[Begin TASK INPUTS]

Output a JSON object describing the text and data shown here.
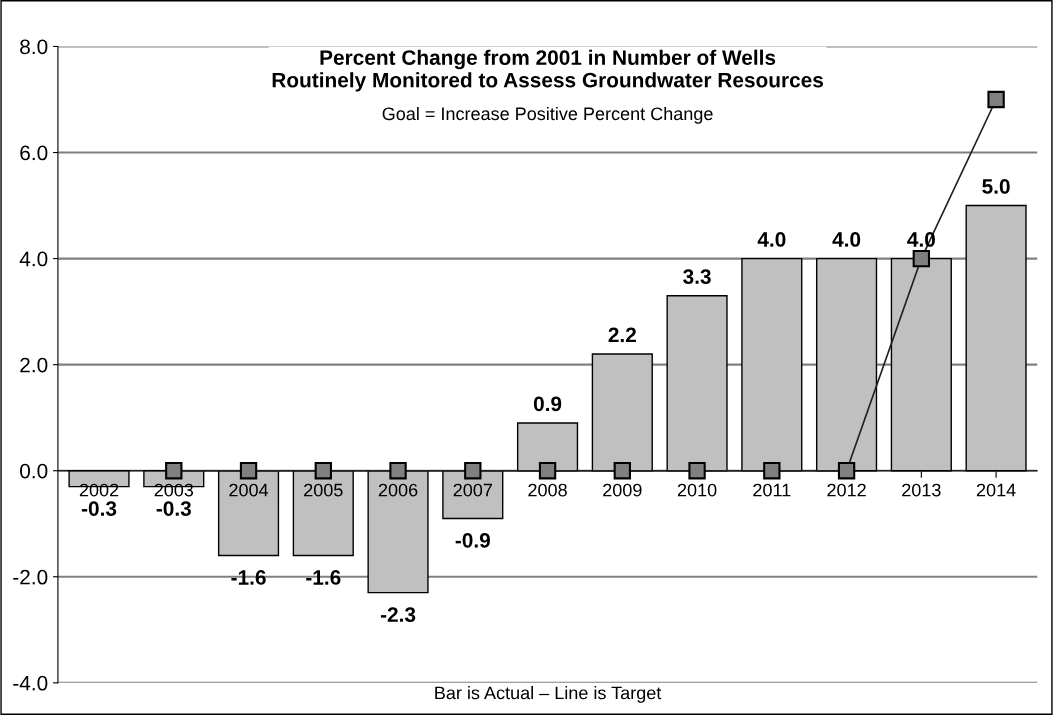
{
  "chart_data": {
    "type": "bar",
    "title": "Percent Change from 2001 in Number of Wells\nRoutinely Monitored to Assess Groundwater Resources",
    "subtitle": "Goal = Increase Positive Percent Change",
    "categories": [
      "2002",
      "2003",
      "2004",
      "2005",
      "2006",
      "2007",
      "2008",
      "2009",
      "2010",
      "2011",
      "2012",
      "2013",
      "2014"
    ],
    "series": [
      {
        "type": "bar",
        "color": "#c0c0c0",
        "values": [
          -0.3,
          -0.3,
          -1.6,
          -1.6,
          -2.3,
          -0.9,
          0.9,
          2.2,
          3.3,
          4.0,
          4.0,
          4.0,
          5.0
        ],
        "value_labels": [
          "-0.3",
          "-0.3",
          "-1.6",
          "-1.6",
          "-2.3",
          "-0.9",
          "0.9",
          "2.2",
          "3.3",
          "4.0",
          "4.0",
          "4.0",
          "5.0"
        ]
      },
      {
        "type": "line",
        "color": "#808080",
        "marker": "square",
        "values": [
          null,
          0,
          0,
          0,
          0,
          0,
          0,
          0,
          0,
          0,
          0,
          4,
          7
        ]
      }
    ],
    "ylim": [
      -4,
      8
    ],
    "yticks": [
      {
        "value": -4,
        "label": "-4.0"
      },
      {
        "value": -2,
        "label": "-2.0"
      },
      {
        "value": 0,
        "label": "0.0"
      },
      {
        "value": 2,
        "label": "2.0"
      },
      {
        "value": 4,
        "label": "4.0"
      },
      {
        "value": 6,
        "label": "6.0"
      },
      {
        "value": 8,
        "label": "8.0"
      }
    ],
    "grid": "y",
    "annotations": [
      "Bar is Actual – Line is Target"
    ]
  }
}
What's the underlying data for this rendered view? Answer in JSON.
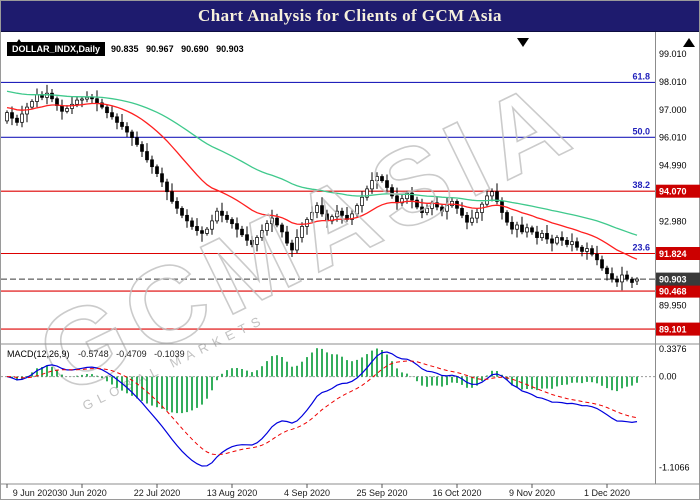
{
  "title_bar": {
    "title": "Chart Analysis for Clients of GCM Asia"
  },
  "watermark": {
    "text": "GCMASIA",
    "subtext": "GLOBAL MARKETS"
  },
  "colors": {
    "title_bg": "#1e1b6e",
    "title_fg": "#f6f0dc",
    "bull": "#ffffff",
    "bear": "#000000",
    "red_line": "#dd0000",
    "blue_line": "#2121bb",
    "badge_red": "#cc0000",
    "badge_dark": "#3a3a3a",
    "macd_line": "#0000dd",
    "signal_line": "#ee0000",
    "histogram": "#009933",
    "watermark": "#bfbfbf",
    "axis_text": "#000000"
  },
  "chart_data": {
    "type": "candlestick",
    "symbol_label": "DOLLAR_INDX,Daily",
    "ohlc_text": "90.835 90.967 90.690 90.903",
    "last_ohlc": {
      "open": 90.835,
      "high": 90.967,
      "low": 90.69,
      "close": 90.903
    },
    "ylim": [
      88.6,
      99.3
    ],
    "price_axis_ticks": [
      "99.010",
      "98.010",
      "97.000",
      "96.010",
      "94.990",
      "92.980",
      "89.950"
    ],
    "x_labels": [
      "9 Jun 2020",
      "30 Jun 2020",
      "22 Jul 2020",
      "13 Aug 2020",
      "4 Sep 2020",
      "25 Sep 2020",
      "16 Oct 2020",
      "9 Nov 2020",
      "1 Dec 2020"
    ],
    "x_label_interval": 15,
    "closes": [
      96.9,
      96.7,
      96.55,
      96.85,
      97.1,
      97.3,
      97.55,
      97.45,
      97.6,
      97.4,
      97.15,
      96.95,
      97.05,
      97.2,
      97.35,
      97.39,
      97.45,
      97.4,
      97.25,
      97.1,
      96.9,
      96.75,
      96.55,
      96.4,
      96.2,
      96.0,
      95.75,
      95.5,
      95.2,
      94.95,
      94.7,
      94.4,
      94.05,
      93.7,
      93.45,
      93.2,
      93.0,
      92.8,
      92.65,
      92.55,
      92.7,
      93.0,
      93.35,
      93.2,
      93.05,
      92.9,
      92.7,
      92.5,
      92.3,
      92.15,
      92.4,
      92.65,
      92.9,
      93.1,
      92.85,
      92.6,
      92.2,
      91.95,
      92.4,
      92.8,
      93.05,
      93.3,
      93.55,
      93.25,
      93.0,
      93.15,
      93.35,
      93.2,
      93.05,
      93.25,
      93.55,
      93.85,
      94.15,
      94.45,
      94.6,
      94.45,
      94.2,
      93.9,
      93.65,
      93.8,
      94.0,
      93.75,
      93.5,
      93.3,
      93.45,
      93.65,
      93.5,
      93.35,
      93.55,
      93.7,
      93.45,
      93.2,
      92.95,
      93.1,
      93.3,
      93.6,
      93.9,
      94.05,
      93.7,
      93.3,
      92.95,
      92.7,
      92.85,
      92.6,
      92.75,
      92.6,
      92.4,
      92.55,
      92.35,
      92.2,
      92.4,
      92.3,
      92.15,
      92.25,
      92.05,
      91.9,
      92.0,
      91.8,
      91.6,
      91.3,
      91.1,
      90.9,
      90.8,
      91.05,
      90.9,
      90.78,
      90.9
    ],
    "moving_averages": [
      {
        "name": "ma-fast-red",
        "period": 21,
        "start": 97.1,
        "color": "#ff2020"
      },
      {
        "name": "ma-slow-green",
        "period": 55,
        "start": 97.7,
        "color": "#3fc98c"
      }
    ],
    "levels": [
      {
        "fib_label": "61.8",
        "price": 97.99,
        "line_color": "#2121bb",
        "badge": null
      },
      {
        "fib_label": "50.0",
        "price": 96.01,
        "line_color": "#2121bb",
        "badge": null
      },
      {
        "fib_label": "38.2",
        "price": 94.07,
        "line_color": "#dd0000",
        "badge": "94.070"
      },
      {
        "fib_label": "23.6",
        "price": 91.824,
        "line_color": "#dd0000",
        "badge": "91.824"
      },
      {
        "fib_label": null,
        "price": 90.468,
        "line_color": "#dd0000",
        "badge": "90.468"
      },
      {
        "fib_label": null,
        "price": 89.101,
        "line_color": "#dd0000",
        "badge": "89.101"
      }
    ],
    "current_price": {
      "price": 90.903,
      "badge": "90.903"
    },
    "macd": {
      "label": "MACD(12,26,9)",
      "values_text": "-0.5748 -0.4709 -0.1039",
      "current": {
        "macd": -0.5748,
        "signal": -0.4709,
        "histogram": -0.1039
      },
      "ylim": [
        -1.15,
        0.36
      ],
      "axis_ticks": [
        "0.3376",
        "0.00",
        "-1.1066"
      ]
    }
  }
}
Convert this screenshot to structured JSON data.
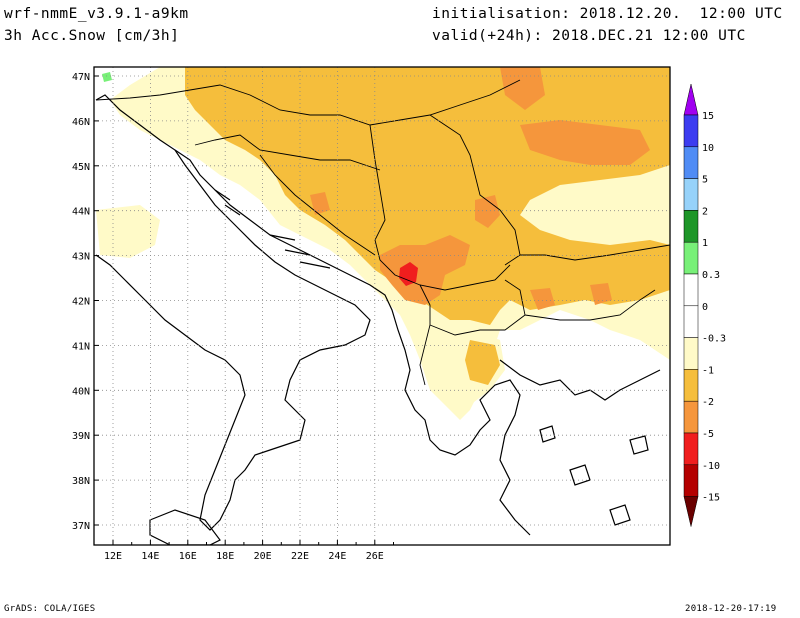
{
  "header": {
    "model": "wrf-nmmE_v3.9.1-a9km",
    "variable": "3h Acc.Snow [cm/3h]",
    "init": "initialisation: 2018.12.20.  12:00 UTC",
    "valid": "valid(+24h): 2018.DEC.21 12:00 UTC"
  },
  "footer": {
    "credit": "GrADS: COLA/IGES",
    "timestamp": "2018-12-20-17:19"
  },
  "axes": {
    "lon_labels": [
      "12E",
      "14E",
      "16E",
      "18E",
      "20E",
      "22E",
      "24E",
      "26E"
    ],
    "lat_labels": [
      "47N",
      "46N",
      "45N",
      "44N",
      "43N",
      "42N",
      "41N",
      "40N",
      "39N",
      "38N",
      "37N"
    ]
  },
  "legend": {
    "top_arrow_color": "#a000f0",
    "bottom_arrow_color": "#6a0000",
    "boxes": [
      {
        "color": "#3c3cf0",
        "label": "15"
      },
      {
        "color": "#508cf5",
        "label": "10"
      },
      {
        "color": "#96d2fa",
        "label": "5"
      },
      {
        "color": "#1e9628",
        "label": "2"
      },
      {
        "color": "#78f078",
        "label": "1"
      },
      {
        "color": "#ffffff",
        "label": "0.3"
      },
      {
        "color": "#ffffff",
        "label": "0"
      },
      {
        "color": "#fffac8",
        "label": "-0.3"
      },
      {
        "color": "#f5be3c",
        "label": "-1"
      },
      {
        "color": "#f5963c",
        "label": "-2"
      },
      {
        "color": "#f01e1e",
        "label": "-5"
      },
      {
        "color": "#b40000",
        "label": "-10"
      }
    ],
    "last_label": "-15"
  },
  "colors": {
    "light": "#fffac8",
    "yellow": "#f5be3c",
    "orange": "#f5963c",
    "red": "#f01e1e",
    "green": "#78f078"
  }
}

[End TASK INPUTS]

TASK DESCRIPTION: Give only the number of lines in the records that contain the string "Change".

ANSWER TO THE TASK: 2